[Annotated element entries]
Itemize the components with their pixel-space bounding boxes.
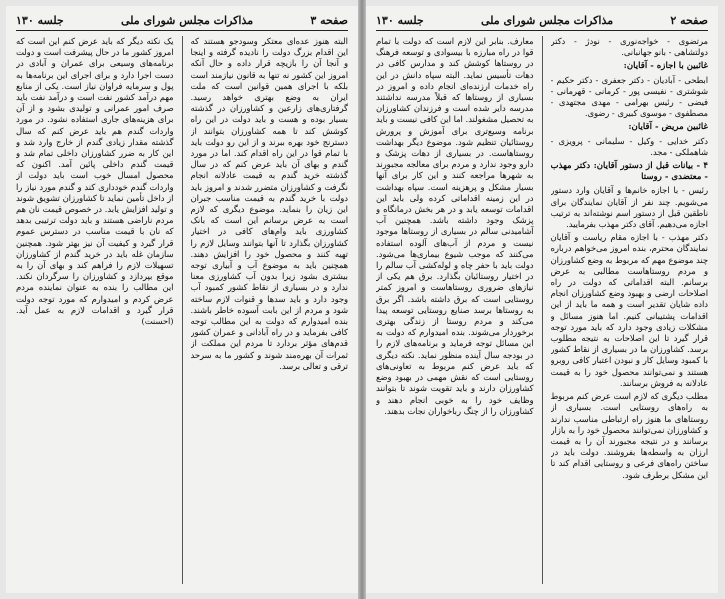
page-number: صفحه ۳ [310, 14, 348, 27]
attendance-list: مرتضوی - خواجه‌نوری - نودژ - دکتر دولتشاهی - بانو جهانبانی. [550, 36, 708, 58]
column-left [16, 36, 174, 584]
chair-statement: رئیس - با اجازه خانم‌ها و آقایان وارد دستور می‌شویم. چند نفر از آقایان نمایندگان برای ناطقین قبل از دستور اسم نوشته‌اند به ترتیب اجازه می‌دهیم. آقای دکتر مهذب بفرمایید. [550, 185, 708, 230]
page-header [16, 14, 348, 31]
page-number: صفحه ۲ [670, 14, 708, 27]
column-left [376, 36, 534, 584]
column-divider [182, 36, 183, 584]
section-heading: ۴ - بیانات قبل از دستور آقایان: دکتر مهذب - معتضدی - روستا [550, 161, 708, 183]
page-3 [6, 6, 358, 593]
speech-paragraph: دکتر مهذب - با اجازه مقام ریاست و آقایان نمایندگان محترم، بنده امروز می‌خواهم درباره چند موضوع مهم که مربوط به وضع کشاورزان و مردم روستاهاست مطالبی به عرض برسانم. البته اقداماتی که دولت در راه اصلاحات ارضی و بهبود وضع کشاورزان انجام داده شایان تقدیر است و همه ما باید از این اقدامات پشتیبانی کنیم. اما هنوز مسائل و مشکلات زیادی وجود دارد که باید مورد توجه قرار گیرد تا این اصلاحات به نتیجه مطلوب برسد. کشاورزان ما در بسیاری از نقاط کشور با کمبود وسایل کار و نبودن اعتبار کافی روبرو هستند و نمی‌توانند محصول خود را به قیمت عادلانه به فروش برسانند. [550, 232, 708, 388]
page-header [376, 14, 708, 31]
column-right [551, 36, 709, 584]
absentees-excused: ابطحی - آبادیان - دکتر جعفری - دکتر حکیم - شوشتری - نفیسی پور - کرمانی - قهرمانی - فیضی - رئیس بهرامی - مهدی مجتهدی - مصطفوی - موسوی کبیری - رضوی. [550, 74, 708, 119]
text-columns [376, 36, 708, 584]
absentees-sick: دکتر خدایی - وکیل - سلیمانی - پرویزی - شاهملکی - مجد. [550, 135, 708, 157]
session-number: جلسه ۱۳۰ [16, 14, 64, 27]
header-title: مذاکرات مجلس شورای ملی [480, 14, 614, 27]
speech-paragraph: مطلب دیگری که لازم است عرض کنم مربوط به راه‌های روستایی است. بسیاری از روستاهای ما هنوز راه ارتباطی مناسب ندارند و کشاورزان نمی‌توانند محصول خود را به بازار برسانند و در نتیجه مجبورند آن را به قیمت ارزان به واسطه‌ها بفروشند. دولت باید در ساختن راه‌های فرعی و روستایی اقدام کند تا این مشکل برطرف شود. [550, 391, 708, 480]
text-columns [16, 36, 348, 584]
column-divider [542, 36, 543, 584]
paragraph: البته هنوز عده‌ای معتکر وسودجو هستند که این اقدام بزرگ دولت را نادیده گرفته و اینجا و آنجا آن را بازیچه قرار داده و حال آنکه امروز این کشور نه تنها به قانون نیازمند است بلکه با اجرای همین قوانین است که ملت ایران به وضع بهتری خواهد رسید. گرفتاری‌های زارعین و کشاورزان در گذشته بسیار بوده و هست و باید دولت در این راه کوشش کند تا همه کشاورزان بتوانند از دسترنج خود بهره ببرند و از این رو دولت باید با تمام قوا در این راه اقدام کند. اما در مورد گندم و بهای آن باید عرض کنم که در سال گذشته خرید گندم به قیمت عادلانه انجام نگرفت و کشاورزان متضرر شدند و امروز باید دولت با خرید گندم به قیمت مناسب جبران این زیان را بنماید. موضوع دیگری که لازم است به عرض برسانم این است که بانک کشاورزی باید وام‌های کافی در اختیار کشاورزان بگذارد تا آنها بتوانند وسایل لازم را تهیه کنند و محصول خود را افزایش دهند. همچنین باید به موضوع آب و آبیاری توجه بیشتری بشود زیرا بدون آب کشاورزی معنا ندارد و در بسیاری از نقاط کشور کمبود آب وجود دارد و باید سدها و قنوات لازم ساخته شود و مردم از این بابت آسوده خاطر باشند. بنده امیدوارم که دولت به این مطالب توجه کافی بفرماید و در راه آبادانی و عمران کشور قدم‌های مؤثر بردارد تا مردم این مملکت از ثمرات آن بهره‌مند شوند و کشور ما به سرحد ترقی و تعالی برسد. [190, 36, 348, 371]
paragraph: یک نکته دیگر که باید عرض کنم این است که امروز کشور ما در حال پیشرفت است و دولت برنامه‌های وسیعی برای عمران و آبادی در دست اجرا دارد و برای اجرای این برنامه‌ها به پول و سرمایه فراوان نیاز است. یکی از منابع مهم درآمد کشور نفت است و درآمد نفت باید صرف امور عمرانی و تولیدی بشود و از آن برای هزینه‌های جاری استفاده نشود. در مورد واردات گندم هم باید عرض کنم که سال گذشته مقدار زیادی گندم از خارج وارد شد و این کار به ضرر کشاورزان داخلی تمام شد و قیمت گندم داخلی پائین آمد. اکنون که محصول امسال خوب است باید دولت از واردات گندم خودداری کند و گندم مورد نیاز را از داخل تأمین نماید تا کشاورزان تشویق شوند و تولید افزایش یابد. در خصوص قیمت نان هم مردم ناراضی هستند و باید دولت ترتیبی بدهد که نان با قیمت مناسب در دسترس عموم قرار گیرد و کیفیت آن نیز بهتر شود. همچنین سازمان غله باید در خرید گندم از کشاورزان تسهیلات لازم را فراهم کند و بهای آن را به موقع بپردازد و کشاورزان را سرگردان نکند. این مطالب را بنده به عنوان نماینده مردم عرض کردم و امیدوارم که مورد توجه دولت قرار گیرد و اقدامات لازم به عمل آید. (احسنت) [16, 36, 174, 327]
section-heading: غائبین با اجازه - آقایان: [623, 61, 708, 72]
paragraph: معارف. بنابر این لازم است که دولت با تمام قوا در راه مبارزه با بیسوادی و توسعه فرهنگ در روستاها کوشش کند و مدارس کافی در دهات تأسیس نماید. البته سپاه دانش در این راه خدمات ارزنده‌ای انجام داده و امروز در بسیاری از روستاها که قبلاً مدرسه نداشتند مدرسه دایر شده است و فرزندان کشاورزان به تحصیل مشغولند. اما این کافی نیست و باید برنامه وسیع‌تری برای آموزش و پرورش روستائیان تنظیم شود. موضوع دیگر بهداشت روستاهاست. در بسیاری از دهات پزشک و دارو وجود ندارد و مردم برای معالجه مجبورند به شهرها مراجعه کنند و این کار برای آنها بسیار مشکل و پرهزینه است. سپاه بهداشت در این زمینه اقداماتی کرده ولی باید این اقدامات توسعه یابد و در هر بخش درمانگاه و پزشک وجود داشته باشد. همچنین آب آشامیدنی سالم در بسیاری از روستاها موجود نیست و مردم از آب‌های آلوده استفاده می‌کنند که موجب شیوع بیماری‌ها می‌شود. دولت باید با حفر چاه و لوله‌کشی آب سالم را در اختیار روستائیان بگذارد. برق هم یکی از نیازهای ضروری روستاهاست و امروز کمتر روستایی است که برق داشته باشد. اگر برق به روستاها برسد صنایع روستایی توسعه پیدا می‌کند و مردم روستا از زندگی بهتری برخوردار می‌شوند. بنده امیدوارم که دولت به این مسائل توجه فرماید و برنامه‌های لازم را در بودجه سال آینده منظور نماید. نکته دیگری که باید عرض کنم مربوط به تعاونی‌های روستایی است که نقش مهمی در بهبود وضع کشاورزان دارند و باید تقویت شوند تا بتوانند وظایف خود را به خوبی انجام دهند و کشاورزان را از چنگ رباخواران نجات بدهند. [376, 36, 534, 416]
header-title: مذاکرات مجلس شورای ملی [120, 14, 254, 27]
column-right [191, 36, 349, 584]
section-heading: غائبین مریض - آقایان: [628, 122, 708, 133]
book-gutter [358, 0, 366, 599]
session-number: جلسه ۱۳۰ [376, 14, 424, 27]
page-2 [366, 6, 718, 593]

WORK REQUIRED. List each line of the data above that contains the string "left". Case counts.

TASK OUTPUT.
column-left [16, 36, 174, 584]
column-left [376, 36, 534, 584]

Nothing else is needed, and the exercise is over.